**Records for the exercise**

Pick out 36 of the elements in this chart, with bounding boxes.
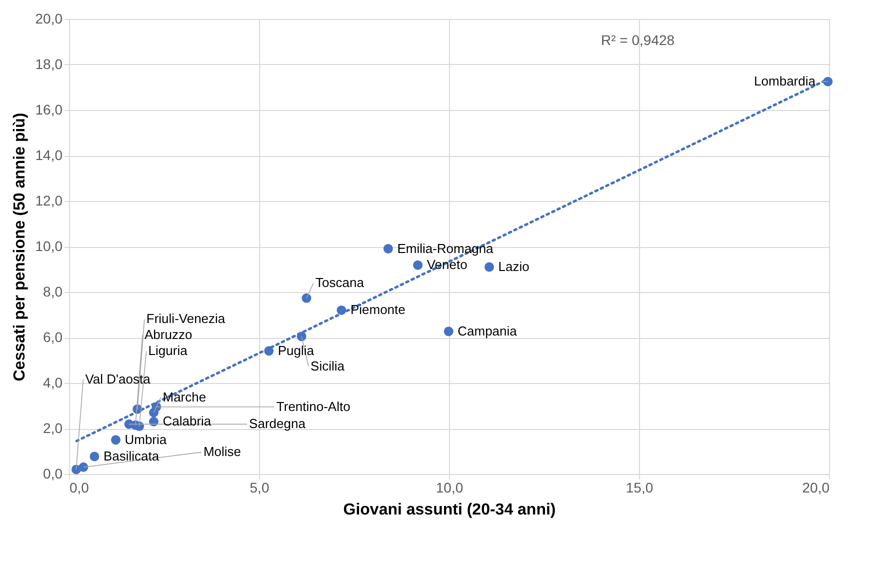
annotation: Campania [458, 323, 518, 338]
x-axis-title: Giovani assunti (20-34 anni) [343, 502, 556, 518]
annotation: Sardegna [249, 416, 306, 432]
y-tick-label: 12,0 [35, 192, 63, 208]
annotation: Puglia [278, 342, 315, 358]
annotation: Umbria [124, 432, 168, 447]
annotation: Basilicata [103, 448, 160, 464]
x-tick-label: 5,0 [250, 480, 270, 496]
y-tick-label: 0,0 [43, 466, 63, 482]
y-tick-label: 14,0 [35, 147, 63, 163]
x-tick-label: 15,0 [626, 480, 654, 496]
y-axis-title: Cessati per pensione (50 annie più) [11, 112, 28, 382]
annotation: Val D'aosta [85, 371, 152, 386]
annotation: Calabria [162, 414, 212, 429]
y-tick-label: 4,0 [43, 374, 63, 390]
annotation: Piemonte [350, 302, 406, 318]
y-tick-label: 10,0 [35, 238, 63, 254]
y-tick-label: 20,0 [35, 10, 63, 26]
annotation: Toscana [316, 275, 365, 290]
x-tick-label: 0,0 [70, 480, 90, 496]
annotation: Lazio [498, 258, 530, 274]
annotation: Liguria [148, 343, 188, 358]
y-tick-label: 18,0 [35, 56, 63, 72]
annotation: Friuli-Venezia [146, 311, 226, 326]
x-tick-label: 20,0 [802, 480, 830, 496]
annotation: R² = 0,9428 [601, 32, 675, 48]
annotation: Molise [203, 444, 242, 460]
annotation: Sicilia [310, 358, 346, 374]
y-tick-label: 6,0 [43, 329, 63, 345]
x-tick-label: 10,0 [436, 480, 464, 496]
annotation: Trentino-Alto [276, 398, 350, 414]
y-tick-label: 8,0 [43, 284, 63, 300]
y-tick-label: 16,0 [35, 102, 63, 118]
annotation: Abruzzo [144, 327, 192, 342]
y-tick-label: 2,0 [43, 420, 63, 436]
annotation: Lombardia [754, 74, 816, 89]
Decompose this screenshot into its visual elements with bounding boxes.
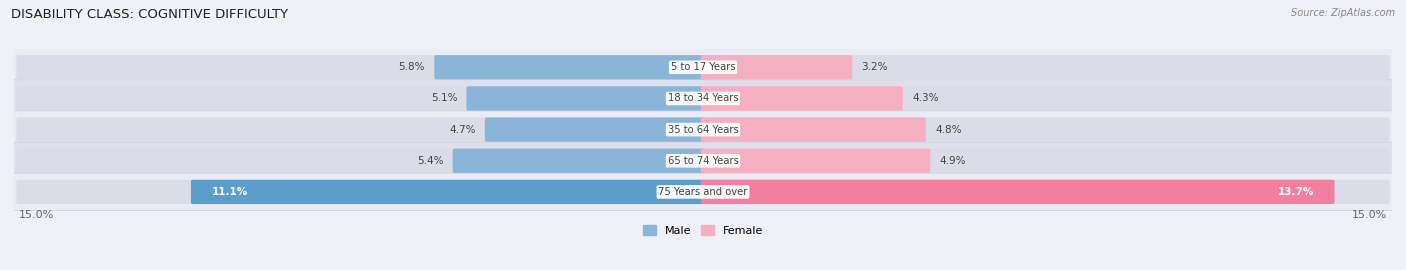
Text: 5.4%: 5.4% <box>418 156 443 166</box>
FancyBboxPatch shape <box>453 148 706 173</box>
FancyBboxPatch shape <box>17 86 700 111</box>
Text: 4.8%: 4.8% <box>935 124 962 135</box>
FancyBboxPatch shape <box>706 148 1389 173</box>
FancyBboxPatch shape <box>17 148 700 173</box>
FancyBboxPatch shape <box>8 111 1398 148</box>
FancyBboxPatch shape <box>706 55 1389 79</box>
FancyBboxPatch shape <box>700 86 903 111</box>
Text: 15.0%: 15.0% <box>1353 210 1388 220</box>
Text: 5.1%: 5.1% <box>430 93 457 103</box>
FancyBboxPatch shape <box>700 180 1334 204</box>
FancyBboxPatch shape <box>700 148 931 173</box>
Text: 15.0%: 15.0% <box>18 210 53 220</box>
Text: 4.3%: 4.3% <box>912 93 938 103</box>
FancyBboxPatch shape <box>706 117 1389 142</box>
FancyBboxPatch shape <box>17 180 700 204</box>
Text: 13.7%: 13.7% <box>1278 187 1313 197</box>
FancyBboxPatch shape <box>706 86 1389 111</box>
Text: 65 to 74 Years: 65 to 74 Years <box>668 156 738 166</box>
Text: 75 Years and over: 75 Years and over <box>658 187 748 197</box>
Text: Source: ZipAtlas.com: Source: ZipAtlas.com <box>1291 8 1395 18</box>
Text: 4.7%: 4.7% <box>449 124 475 135</box>
FancyBboxPatch shape <box>700 117 925 142</box>
FancyBboxPatch shape <box>8 173 1398 211</box>
FancyBboxPatch shape <box>706 180 1389 204</box>
Text: 5.8%: 5.8% <box>399 62 425 72</box>
FancyBboxPatch shape <box>434 55 706 79</box>
Text: 3.2%: 3.2% <box>862 62 889 72</box>
Text: 18 to 34 Years: 18 to 34 Years <box>668 93 738 103</box>
FancyBboxPatch shape <box>700 55 852 79</box>
Text: 4.9%: 4.9% <box>939 156 966 166</box>
FancyBboxPatch shape <box>191 180 706 204</box>
FancyBboxPatch shape <box>8 80 1398 117</box>
Text: 5 to 17 Years: 5 to 17 Years <box>671 62 735 72</box>
FancyBboxPatch shape <box>485 117 706 142</box>
Legend: Male, Female: Male, Female <box>638 221 768 241</box>
FancyBboxPatch shape <box>8 142 1398 180</box>
FancyBboxPatch shape <box>17 55 700 79</box>
Text: 11.1%: 11.1% <box>211 187 247 197</box>
FancyBboxPatch shape <box>467 86 706 111</box>
Text: DISABILITY CLASS: COGNITIVE DIFFICULTY: DISABILITY CLASS: COGNITIVE DIFFICULTY <box>11 8 288 21</box>
Text: 35 to 64 Years: 35 to 64 Years <box>668 124 738 135</box>
FancyBboxPatch shape <box>8 49 1398 86</box>
FancyBboxPatch shape <box>17 117 700 142</box>
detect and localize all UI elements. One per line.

**What is required**
Copy all of the records above character for character, leaving the pictures out.

**Answer to this task**
Pick out 36 of the elements in this chart, with bounding boxes.
annotation: Campania [458, 323, 518, 338]
x-axis-title: Giovani assunti (20-34 anni) [343, 502, 556, 518]
annotation: Sardegna [249, 416, 306, 432]
y-tick-label: 12,0 [35, 192, 63, 208]
annotation: Puglia [278, 342, 315, 358]
annotation: Umbria [124, 432, 168, 447]
annotation: Basilicata [103, 448, 160, 464]
x-tick-label: 5,0 [250, 480, 270, 496]
y-tick-label: 0,0 [43, 466, 63, 482]
y-tick-label: 14,0 [35, 147, 63, 163]
x-tick-label: 15,0 [626, 480, 654, 496]
y-axis-title: Cessati per pensione (50 annie più) [11, 112, 28, 382]
annotation: Val D'aosta [85, 371, 152, 386]
annotation: Calabria [162, 414, 212, 429]
y-tick-label: 4,0 [43, 374, 63, 390]
annotation: Piemonte [350, 302, 406, 318]
y-tick-label: 10,0 [35, 238, 63, 254]
y-tick-label: 20,0 [35, 10, 63, 26]
annotation: Toscana [316, 275, 365, 290]
x-tick-label: 0,0 [70, 480, 90, 496]
annotation: Lazio [498, 258, 530, 274]
annotation: Liguria [148, 343, 188, 358]
y-tick-label: 18,0 [35, 56, 63, 72]
annotation: Friuli-Venezia [146, 311, 226, 326]
x-tick-label: 20,0 [802, 480, 830, 496]
annotation: R² = 0,9428 [601, 32, 675, 48]
annotation: Molise [203, 444, 242, 460]
annotation: Sicilia [310, 358, 346, 374]
y-tick-label: 6,0 [43, 329, 63, 345]
x-tick-label: 10,0 [436, 480, 464, 496]
annotation: Trentino-Alto [276, 398, 350, 414]
y-tick-label: 8,0 [43, 284, 63, 300]
y-tick-label: 16,0 [35, 102, 63, 118]
annotation: Abruzzo [144, 327, 192, 342]
y-tick-label: 2,0 [43, 420, 63, 436]
annotation: Lombardia [754, 74, 816, 89]
Decompose this screenshot into its visual elements with bounding boxes.
Text: 5.4%: 5.4% <box>418 156 443 166</box>
FancyBboxPatch shape <box>453 148 706 173</box>
FancyBboxPatch shape <box>17 86 700 111</box>
Text: 4.8%: 4.8% <box>935 124 962 135</box>
FancyBboxPatch shape <box>706 148 1389 173</box>
FancyBboxPatch shape <box>17 148 700 173</box>
FancyBboxPatch shape <box>8 111 1398 148</box>
FancyBboxPatch shape <box>706 55 1389 79</box>
FancyBboxPatch shape <box>700 86 903 111</box>
Text: 15.0%: 15.0% <box>1353 210 1388 220</box>
Text: 5.1%: 5.1% <box>430 93 457 103</box>
FancyBboxPatch shape <box>700 180 1334 204</box>
FancyBboxPatch shape <box>700 148 931 173</box>
Text: 15.0%: 15.0% <box>18 210 53 220</box>
Text: 4.3%: 4.3% <box>912 93 938 103</box>
FancyBboxPatch shape <box>706 117 1389 142</box>
FancyBboxPatch shape <box>17 180 700 204</box>
Text: 13.7%: 13.7% <box>1278 187 1313 197</box>
FancyBboxPatch shape <box>706 86 1389 111</box>
Text: 65 to 74 Years: 65 to 74 Years <box>668 156 738 166</box>
Text: 75 Years and over: 75 Years and over <box>658 187 748 197</box>
Text: Source: ZipAtlas.com: Source: ZipAtlas.com <box>1291 8 1395 18</box>
Text: 4.7%: 4.7% <box>449 124 475 135</box>
FancyBboxPatch shape <box>700 117 925 142</box>
FancyBboxPatch shape <box>8 173 1398 211</box>
FancyBboxPatch shape <box>706 180 1389 204</box>
Text: 5.8%: 5.8% <box>399 62 425 72</box>
FancyBboxPatch shape <box>434 55 706 79</box>
Text: 3.2%: 3.2% <box>862 62 889 72</box>
Text: 18 to 34 Years: 18 to 34 Years <box>668 93 738 103</box>
FancyBboxPatch shape <box>700 55 852 79</box>
Text: 4.9%: 4.9% <box>939 156 966 166</box>
FancyBboxPatch shape <box>191 180 706 204</box>
FancyBboxPatch shape <box>8 80 1398 117</box>
Text: 5 to 17 Years: 5 to 17 Years <box>671 62 735 72</box>
FancyBboxPatch shape <box>485 117 706 142</box>
Legend: Male, Female: Male, Female <box>638 221 768 241</box>
FancyBboxPatch shape <box>8 142 1398 180</box>
FancyBboxPatch shape <box>17 55 700 79</box>
Text: 11.1%: 11.1% <box>211 187 247 197</box>
FancyBboxPatch shape <box>467 86 706 111</box>
Text: DISABILITY CLASS: COGNITIVE DIFFICULTY: DISABILITY CLASS: COGNITIVE DIFFICULTY <box>11 8 288 21</box>
Text: 35 to 64 Years: 35 to 64 Years <box>668 124 738 135</box>
FancyBboxPatch shape <box>8 49 1398 86</box>
FancyBboxPatch shape <box>17 117 700 142</box>
detect and localize all UI elements. One per line.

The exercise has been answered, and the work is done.